» TASK DIRECTIONS
Present the following entries again, word for word and in full.

Data entries:

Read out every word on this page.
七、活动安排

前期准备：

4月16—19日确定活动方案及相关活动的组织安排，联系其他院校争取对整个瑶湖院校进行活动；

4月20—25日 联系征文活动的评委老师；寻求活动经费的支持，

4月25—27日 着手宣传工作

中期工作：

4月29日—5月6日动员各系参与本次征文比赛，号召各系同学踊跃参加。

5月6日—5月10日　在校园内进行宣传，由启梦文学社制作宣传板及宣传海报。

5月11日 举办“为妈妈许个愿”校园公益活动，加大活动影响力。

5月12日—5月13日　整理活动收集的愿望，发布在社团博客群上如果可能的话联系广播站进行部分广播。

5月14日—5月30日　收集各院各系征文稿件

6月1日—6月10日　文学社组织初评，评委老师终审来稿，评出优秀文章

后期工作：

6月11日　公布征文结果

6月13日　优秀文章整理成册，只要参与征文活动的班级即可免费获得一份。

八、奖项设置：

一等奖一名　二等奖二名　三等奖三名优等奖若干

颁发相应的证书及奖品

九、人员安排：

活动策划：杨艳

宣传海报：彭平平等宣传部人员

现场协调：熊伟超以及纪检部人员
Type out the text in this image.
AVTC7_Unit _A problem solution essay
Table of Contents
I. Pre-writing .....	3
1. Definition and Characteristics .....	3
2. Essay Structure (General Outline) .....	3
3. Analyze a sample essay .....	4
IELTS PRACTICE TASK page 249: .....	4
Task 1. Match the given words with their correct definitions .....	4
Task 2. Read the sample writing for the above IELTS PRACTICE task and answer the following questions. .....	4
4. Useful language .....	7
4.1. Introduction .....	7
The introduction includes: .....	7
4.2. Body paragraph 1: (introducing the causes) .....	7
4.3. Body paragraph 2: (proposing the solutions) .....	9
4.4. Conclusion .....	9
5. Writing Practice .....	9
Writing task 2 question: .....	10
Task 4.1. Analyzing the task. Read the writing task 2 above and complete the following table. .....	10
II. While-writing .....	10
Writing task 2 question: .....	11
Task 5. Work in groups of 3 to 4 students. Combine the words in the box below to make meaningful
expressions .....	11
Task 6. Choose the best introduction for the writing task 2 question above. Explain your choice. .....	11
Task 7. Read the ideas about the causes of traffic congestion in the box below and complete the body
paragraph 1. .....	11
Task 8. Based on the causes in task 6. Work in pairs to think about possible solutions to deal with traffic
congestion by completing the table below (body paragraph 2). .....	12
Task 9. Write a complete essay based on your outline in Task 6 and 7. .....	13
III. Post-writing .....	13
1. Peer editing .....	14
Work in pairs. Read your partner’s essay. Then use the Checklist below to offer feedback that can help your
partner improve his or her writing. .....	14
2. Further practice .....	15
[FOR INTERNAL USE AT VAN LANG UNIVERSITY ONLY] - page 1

» EXPECTED OUTPUT
Read out every word on this page.
七、活动安排

前期准备：

4月16—19日确定活动方案及相关活动的组织安排，联系其他院校争取对整个瑶湖院校进行活动；

4月20—25日 联系征文活动的评委老师；寻求活动经费的支持，

4月25—27日 着手宣传工作

中期工作：

4月29日—5月6日动员各系参与本次征文比赛，号召各系同学踊跃参加。

5月6日—5月10日　在校园内进行宣传，由启梦文学社制作宣传板及宣传海报。

5月11日 举办“为妈妈许个愿”校园公益活动，加大活动影响力。

5月12日—5月13日　整理活动收集的愿望，发布在社团博客群上如果可能的话联系广播站进行部分广播。

5月14日—5月30日　收集各院各系征文稿件

6月1日—6月10日　文学社组织初评，评委老师终审来稿，评出优秀文章

后期工作：

6月11日　公布征文结果

6月13日　优秀文章整理成册，只要参与征文活动的班级即可免费获得一份。

八、奖项设置：

一等奖一名　二等奖二名　三等奖三名优等奖若干

颁发相应的证书及奖品

九、人员安排：

活动策划：杨艳

宣传海报：彭平平等宣传部人员

现场协调：熊伟超以及纪检部人员
Type out the text in this image.
AVTC7_Unit _A problem solution essay
Table of Contents
I. Pre-writing .....	3
1. Definition and Characteristics .....	3
2. Essay Structure (General Outline) .....	3
3. Analyze a sample essay .....	4
IELTS PRACTICE TASK page 249: .....	4
Task 1. Match the given words with their correct definitions .....	4
Task 2. Read the sample writing for the above IELTS PRACTICE task and answer the following questions. .....	4
4. Useful language .....	7
4.1. Introduction .....	7
The introduction includes: .....	7
4.2. Body paragraph 1: (introducing the causes) .....	7
4.3. Body paragraph 2: (proposing the solutions) .....	9
4.4. Conclusion .....	9
5. Writing Practice .....	9
Writing task 2 question: .....	10
Task 4.1. Analyzing the task. Read the writing task 2 above and complete the following table. .....	10
II. While-writing .....	10
Writing task 2 question: .....	11
Task 5. Work in groups of 3 to 4 students. Combine the words in the box below to make meaningful
expressions .....	11
Task 6. Choose the best introduction for the writing task 2 question above. Explain your choice. .....	11
Task 7. Read the ideas about the causes of traffic congestion in the box below and complete the body
paragraph 1. .....	11
Task 8. Based on the causes in task 6. Work in pairs to think about possible solutions to deal with traffic
congestion by completing the table below (body paragraph 2). .....	12
Task 9. Write a complete essay based on your outline in Task 6 and 7. .....	13
III. Post-writing .....	13
1. Peer editing .....	14
Work in pairs. Read your partner’s essay. Then use the Checklist below to offer feedback that can help your
partner improve his or her writing. .....	14
2. Further practice .....	15
[FOR INTERNAL USE AT VAN LANG UNIVERSITY ONLY] - page 1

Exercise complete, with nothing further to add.